▶ [WHAT TO WORK ON] Which lines hold the word "yang"? Copy each of them from the material.

----------

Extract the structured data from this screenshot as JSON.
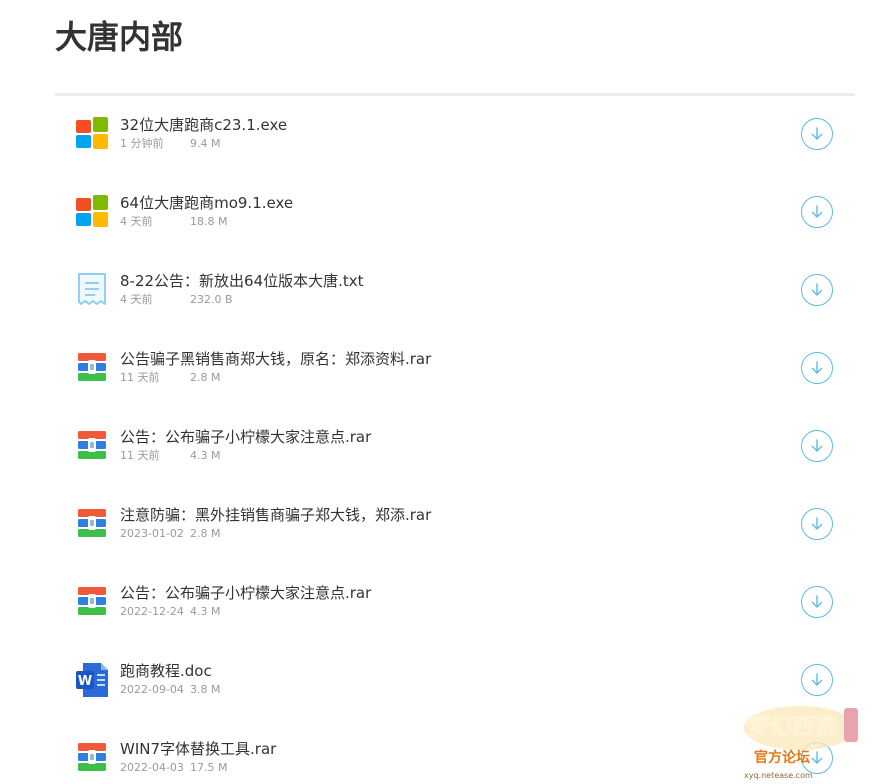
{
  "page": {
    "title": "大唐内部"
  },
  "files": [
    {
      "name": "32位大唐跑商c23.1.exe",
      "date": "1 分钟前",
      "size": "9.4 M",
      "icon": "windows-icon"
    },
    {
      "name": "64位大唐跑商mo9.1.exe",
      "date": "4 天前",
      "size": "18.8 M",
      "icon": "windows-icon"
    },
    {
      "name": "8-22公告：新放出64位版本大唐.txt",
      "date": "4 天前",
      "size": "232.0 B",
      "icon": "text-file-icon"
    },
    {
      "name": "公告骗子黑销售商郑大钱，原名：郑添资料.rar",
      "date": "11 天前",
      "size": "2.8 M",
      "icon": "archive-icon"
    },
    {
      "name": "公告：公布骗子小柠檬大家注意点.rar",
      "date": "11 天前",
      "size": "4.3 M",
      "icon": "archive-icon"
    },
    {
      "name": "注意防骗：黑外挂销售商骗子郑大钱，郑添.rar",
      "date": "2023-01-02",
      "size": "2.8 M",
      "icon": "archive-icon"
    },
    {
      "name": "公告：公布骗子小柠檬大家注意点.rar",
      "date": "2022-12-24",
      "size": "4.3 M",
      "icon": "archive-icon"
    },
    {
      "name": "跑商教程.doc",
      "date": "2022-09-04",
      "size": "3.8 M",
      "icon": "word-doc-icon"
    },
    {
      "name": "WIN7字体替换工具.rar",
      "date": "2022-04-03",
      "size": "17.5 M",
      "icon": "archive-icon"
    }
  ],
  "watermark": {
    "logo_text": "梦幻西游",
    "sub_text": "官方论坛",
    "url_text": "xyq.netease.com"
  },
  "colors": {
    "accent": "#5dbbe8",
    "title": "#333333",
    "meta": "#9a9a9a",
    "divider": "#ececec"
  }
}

----------

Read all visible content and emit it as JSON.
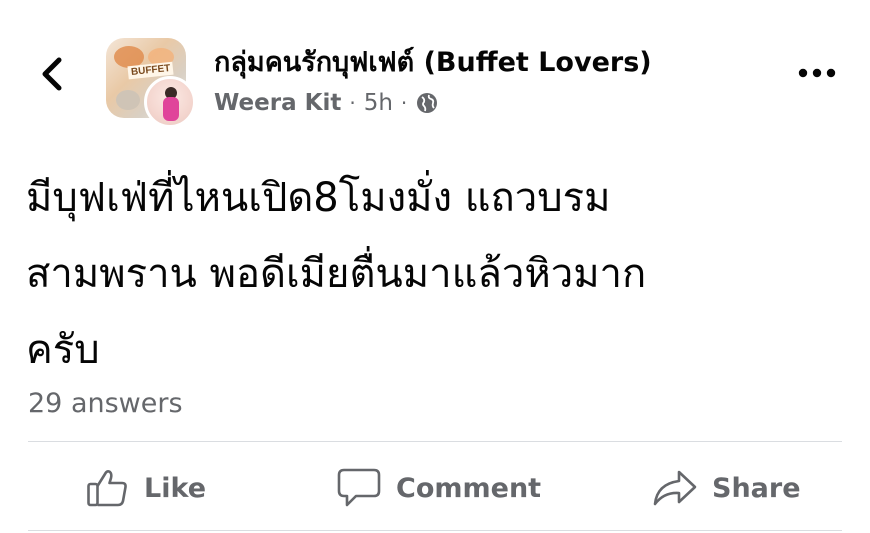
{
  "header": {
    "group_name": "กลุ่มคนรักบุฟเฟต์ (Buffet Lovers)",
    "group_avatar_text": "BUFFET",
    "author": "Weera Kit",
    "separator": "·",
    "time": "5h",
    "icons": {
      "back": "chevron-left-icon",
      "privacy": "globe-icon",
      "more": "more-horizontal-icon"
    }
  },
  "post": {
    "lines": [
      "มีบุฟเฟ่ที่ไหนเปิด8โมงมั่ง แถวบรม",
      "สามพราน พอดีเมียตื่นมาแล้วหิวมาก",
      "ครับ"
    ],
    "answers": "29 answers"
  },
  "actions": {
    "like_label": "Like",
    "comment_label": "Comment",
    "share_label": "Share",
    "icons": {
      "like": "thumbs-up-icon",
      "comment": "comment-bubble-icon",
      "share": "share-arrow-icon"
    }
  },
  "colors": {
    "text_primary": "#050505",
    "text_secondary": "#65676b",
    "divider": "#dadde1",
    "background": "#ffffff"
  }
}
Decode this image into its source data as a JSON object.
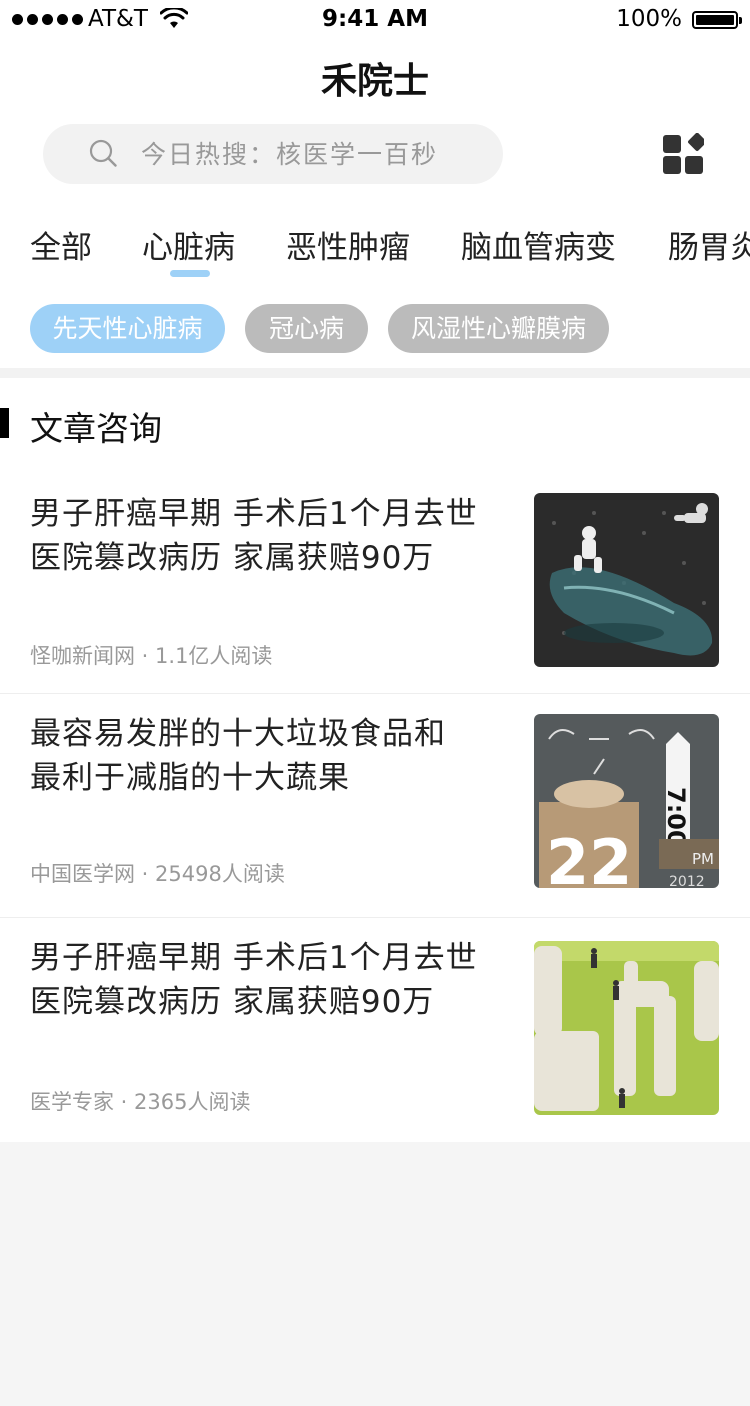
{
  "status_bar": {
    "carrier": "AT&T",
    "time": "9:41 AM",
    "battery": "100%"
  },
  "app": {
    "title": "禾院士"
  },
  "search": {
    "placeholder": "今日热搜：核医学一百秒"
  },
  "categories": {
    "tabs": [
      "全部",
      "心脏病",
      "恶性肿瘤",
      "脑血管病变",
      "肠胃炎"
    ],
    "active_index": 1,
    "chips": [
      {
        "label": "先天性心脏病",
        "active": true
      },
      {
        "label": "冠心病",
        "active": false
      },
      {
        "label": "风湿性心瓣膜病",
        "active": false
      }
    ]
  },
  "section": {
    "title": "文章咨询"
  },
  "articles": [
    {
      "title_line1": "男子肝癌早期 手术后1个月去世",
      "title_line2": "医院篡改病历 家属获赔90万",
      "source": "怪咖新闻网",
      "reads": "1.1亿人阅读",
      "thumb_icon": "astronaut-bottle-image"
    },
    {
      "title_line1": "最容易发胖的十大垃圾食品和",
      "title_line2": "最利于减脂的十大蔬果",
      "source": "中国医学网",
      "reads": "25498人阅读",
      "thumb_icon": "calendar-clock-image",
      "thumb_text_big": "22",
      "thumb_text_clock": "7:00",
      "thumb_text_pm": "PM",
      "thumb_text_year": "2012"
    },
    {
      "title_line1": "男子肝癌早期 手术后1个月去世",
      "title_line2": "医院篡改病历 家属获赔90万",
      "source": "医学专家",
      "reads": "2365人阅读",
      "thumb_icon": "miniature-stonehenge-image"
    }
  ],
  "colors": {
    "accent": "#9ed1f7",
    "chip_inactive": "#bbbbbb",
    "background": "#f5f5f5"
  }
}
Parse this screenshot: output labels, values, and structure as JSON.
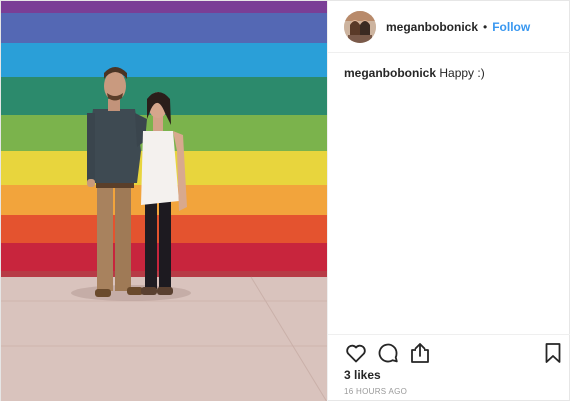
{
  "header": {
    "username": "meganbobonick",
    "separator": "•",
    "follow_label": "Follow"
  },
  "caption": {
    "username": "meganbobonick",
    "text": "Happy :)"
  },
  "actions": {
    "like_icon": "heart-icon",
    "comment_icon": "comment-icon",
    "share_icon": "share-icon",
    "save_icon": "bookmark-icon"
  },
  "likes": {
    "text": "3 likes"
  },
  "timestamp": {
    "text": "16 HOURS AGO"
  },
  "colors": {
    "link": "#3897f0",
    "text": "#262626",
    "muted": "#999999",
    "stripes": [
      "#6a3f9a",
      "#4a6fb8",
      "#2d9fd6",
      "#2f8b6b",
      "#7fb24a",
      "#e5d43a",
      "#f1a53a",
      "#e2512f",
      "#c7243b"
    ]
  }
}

----------

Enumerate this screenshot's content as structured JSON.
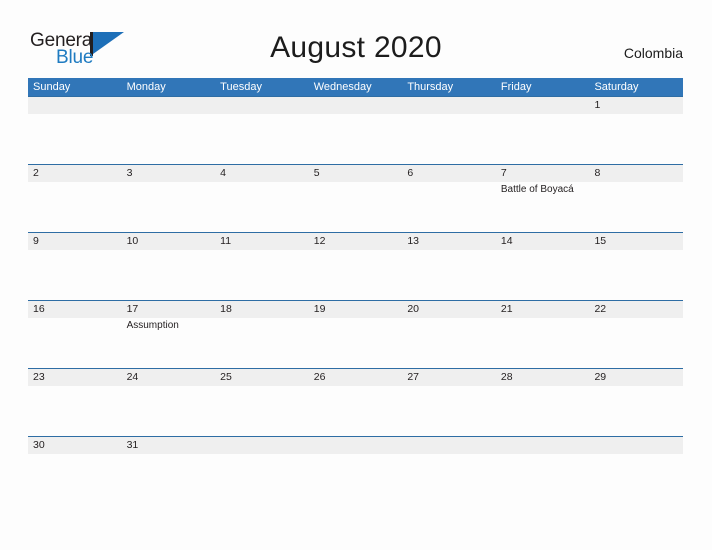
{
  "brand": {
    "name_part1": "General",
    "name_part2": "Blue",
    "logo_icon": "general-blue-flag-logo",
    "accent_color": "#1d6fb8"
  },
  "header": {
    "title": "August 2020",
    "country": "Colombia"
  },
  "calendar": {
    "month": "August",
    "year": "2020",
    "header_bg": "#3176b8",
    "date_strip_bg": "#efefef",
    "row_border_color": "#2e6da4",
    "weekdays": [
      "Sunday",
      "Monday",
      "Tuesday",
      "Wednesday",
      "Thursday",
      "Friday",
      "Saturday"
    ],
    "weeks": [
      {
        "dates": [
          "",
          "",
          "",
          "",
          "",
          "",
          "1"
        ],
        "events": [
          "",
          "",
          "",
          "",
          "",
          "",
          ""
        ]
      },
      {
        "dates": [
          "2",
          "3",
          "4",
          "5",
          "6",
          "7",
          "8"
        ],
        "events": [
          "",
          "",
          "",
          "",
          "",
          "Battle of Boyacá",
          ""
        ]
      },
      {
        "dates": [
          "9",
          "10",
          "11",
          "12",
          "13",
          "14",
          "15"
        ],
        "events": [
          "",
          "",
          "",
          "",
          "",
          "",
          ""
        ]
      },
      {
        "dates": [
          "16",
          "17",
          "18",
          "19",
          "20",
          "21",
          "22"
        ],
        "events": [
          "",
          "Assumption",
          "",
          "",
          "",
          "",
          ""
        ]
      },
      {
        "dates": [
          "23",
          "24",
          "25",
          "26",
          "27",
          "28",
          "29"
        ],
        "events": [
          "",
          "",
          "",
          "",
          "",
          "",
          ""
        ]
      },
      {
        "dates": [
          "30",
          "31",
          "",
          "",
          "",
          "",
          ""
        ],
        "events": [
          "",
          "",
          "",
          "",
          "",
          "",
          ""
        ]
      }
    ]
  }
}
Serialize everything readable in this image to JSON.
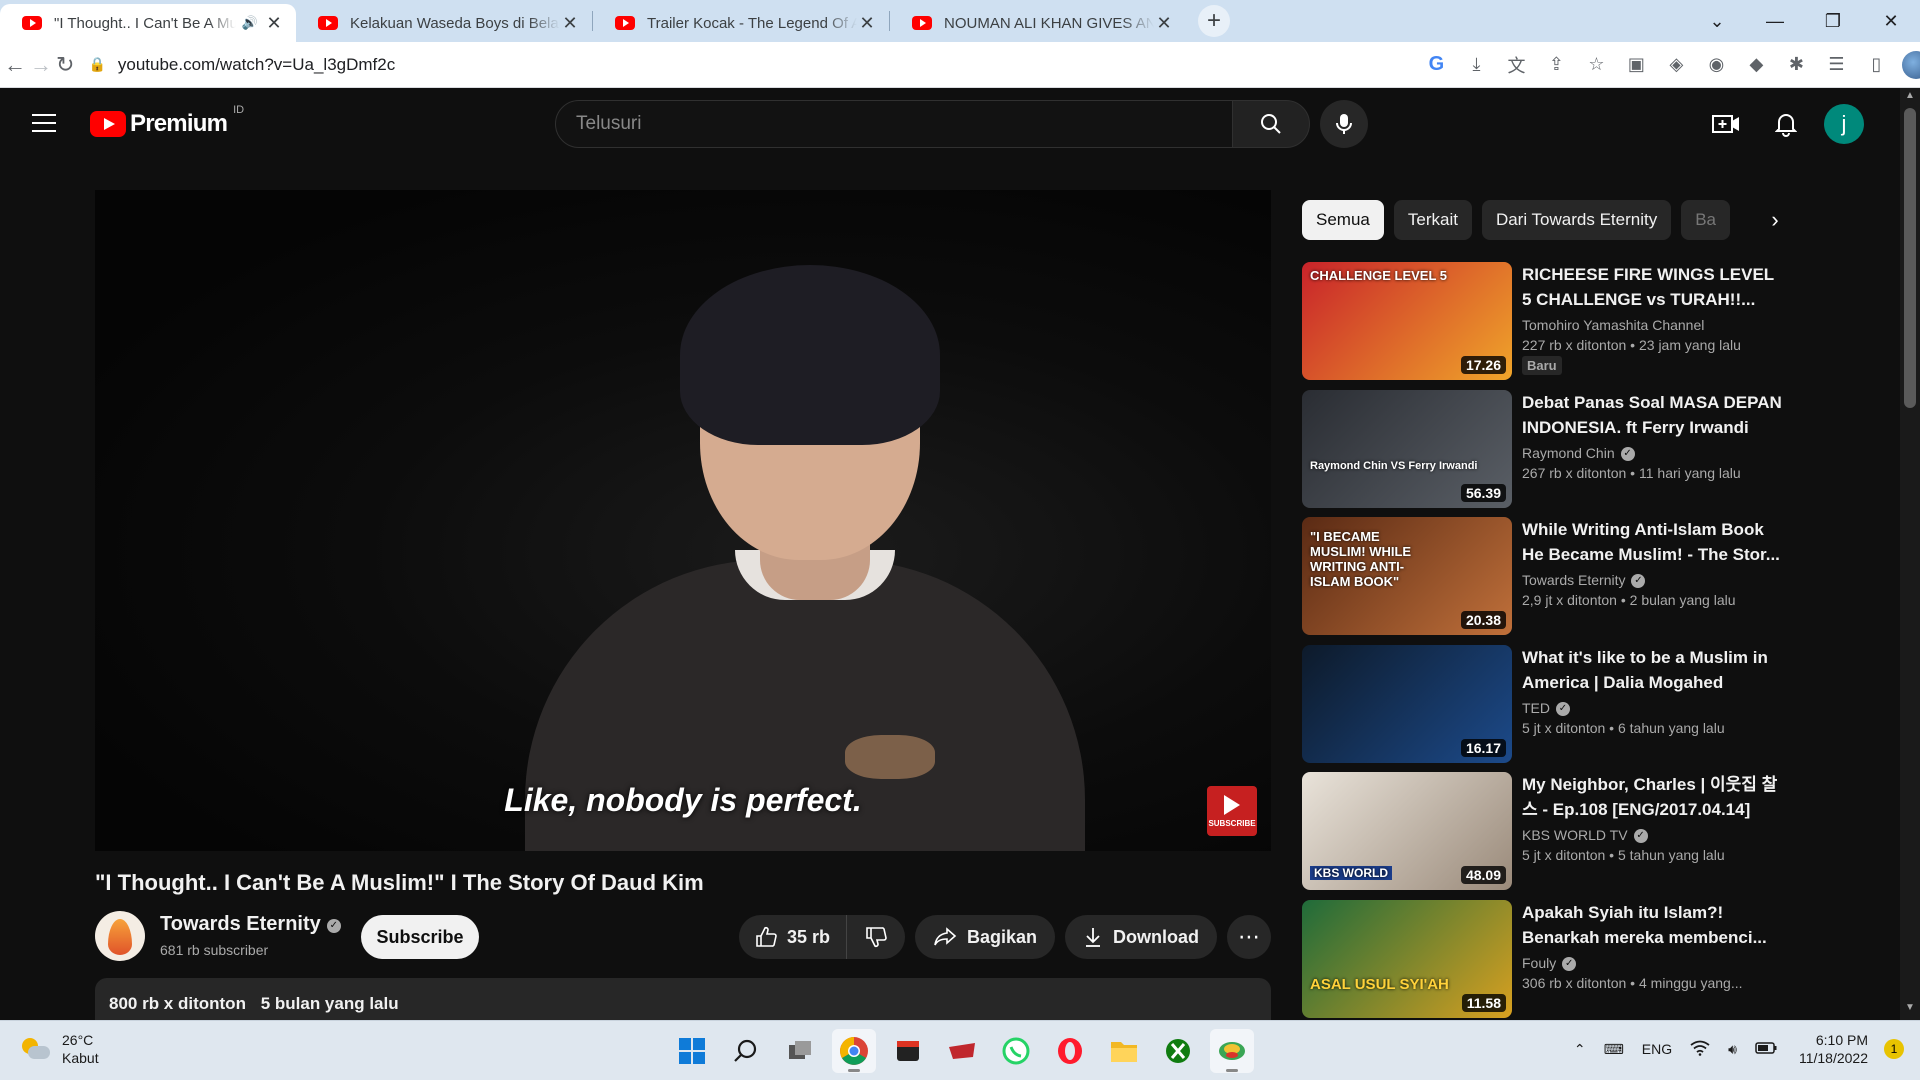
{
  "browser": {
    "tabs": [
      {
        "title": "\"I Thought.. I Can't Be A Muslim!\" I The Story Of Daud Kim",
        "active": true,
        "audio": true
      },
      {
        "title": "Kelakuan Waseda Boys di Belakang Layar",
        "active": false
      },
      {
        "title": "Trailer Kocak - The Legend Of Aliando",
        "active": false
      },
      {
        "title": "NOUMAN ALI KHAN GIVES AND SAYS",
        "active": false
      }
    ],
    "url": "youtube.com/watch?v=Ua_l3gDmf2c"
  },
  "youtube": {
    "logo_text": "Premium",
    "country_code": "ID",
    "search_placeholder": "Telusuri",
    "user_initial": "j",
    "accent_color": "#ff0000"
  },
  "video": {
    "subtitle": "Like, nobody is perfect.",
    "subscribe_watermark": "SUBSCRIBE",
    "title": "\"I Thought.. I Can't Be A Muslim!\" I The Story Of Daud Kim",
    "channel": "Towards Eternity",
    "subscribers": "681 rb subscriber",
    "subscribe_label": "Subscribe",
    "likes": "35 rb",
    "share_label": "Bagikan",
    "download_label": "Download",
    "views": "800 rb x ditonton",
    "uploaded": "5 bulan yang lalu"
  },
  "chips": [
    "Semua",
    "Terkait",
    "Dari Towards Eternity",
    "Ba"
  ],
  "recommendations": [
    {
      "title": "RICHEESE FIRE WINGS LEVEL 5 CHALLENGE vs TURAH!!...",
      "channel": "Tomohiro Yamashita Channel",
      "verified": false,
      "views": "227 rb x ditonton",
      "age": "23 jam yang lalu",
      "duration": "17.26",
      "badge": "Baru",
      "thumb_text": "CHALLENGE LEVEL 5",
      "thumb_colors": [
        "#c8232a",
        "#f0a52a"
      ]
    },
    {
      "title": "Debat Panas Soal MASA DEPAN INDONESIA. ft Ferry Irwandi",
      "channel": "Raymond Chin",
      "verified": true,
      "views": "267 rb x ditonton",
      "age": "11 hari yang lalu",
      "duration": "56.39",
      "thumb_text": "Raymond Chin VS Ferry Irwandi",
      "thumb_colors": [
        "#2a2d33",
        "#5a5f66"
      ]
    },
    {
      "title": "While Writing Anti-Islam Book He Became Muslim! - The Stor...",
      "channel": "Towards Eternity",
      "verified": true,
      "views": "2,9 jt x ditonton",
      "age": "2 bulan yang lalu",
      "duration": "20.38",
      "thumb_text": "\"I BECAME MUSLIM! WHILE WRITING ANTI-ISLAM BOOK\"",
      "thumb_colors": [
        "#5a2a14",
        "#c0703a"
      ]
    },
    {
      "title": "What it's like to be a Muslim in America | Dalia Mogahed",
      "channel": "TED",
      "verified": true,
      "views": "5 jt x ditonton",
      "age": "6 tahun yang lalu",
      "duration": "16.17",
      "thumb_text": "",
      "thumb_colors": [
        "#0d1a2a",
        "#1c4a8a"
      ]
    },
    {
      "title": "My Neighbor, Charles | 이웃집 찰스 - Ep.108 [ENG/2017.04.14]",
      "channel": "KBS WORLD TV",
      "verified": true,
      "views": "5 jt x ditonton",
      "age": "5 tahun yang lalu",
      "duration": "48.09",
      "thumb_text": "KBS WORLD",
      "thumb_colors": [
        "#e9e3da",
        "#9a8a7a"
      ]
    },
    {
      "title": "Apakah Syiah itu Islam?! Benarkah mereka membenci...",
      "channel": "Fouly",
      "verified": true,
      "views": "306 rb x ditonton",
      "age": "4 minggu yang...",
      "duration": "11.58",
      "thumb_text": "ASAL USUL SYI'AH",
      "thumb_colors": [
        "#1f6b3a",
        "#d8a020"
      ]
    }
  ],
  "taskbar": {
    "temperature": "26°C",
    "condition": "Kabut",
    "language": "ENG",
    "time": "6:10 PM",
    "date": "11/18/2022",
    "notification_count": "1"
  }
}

----------

▶ [ANSWER TO THIS TASK]
    "uploaded": "5 bulan yang lalu"
      "age": "23 jam yang lalu",
      "age": "11 hari yang lalu",
      "age": "2 bulan yang lalu",
      "age": "6 tahun yang lalu",
      "age": "5 tahun yang lalu",
      "age": "4 minggu yang...",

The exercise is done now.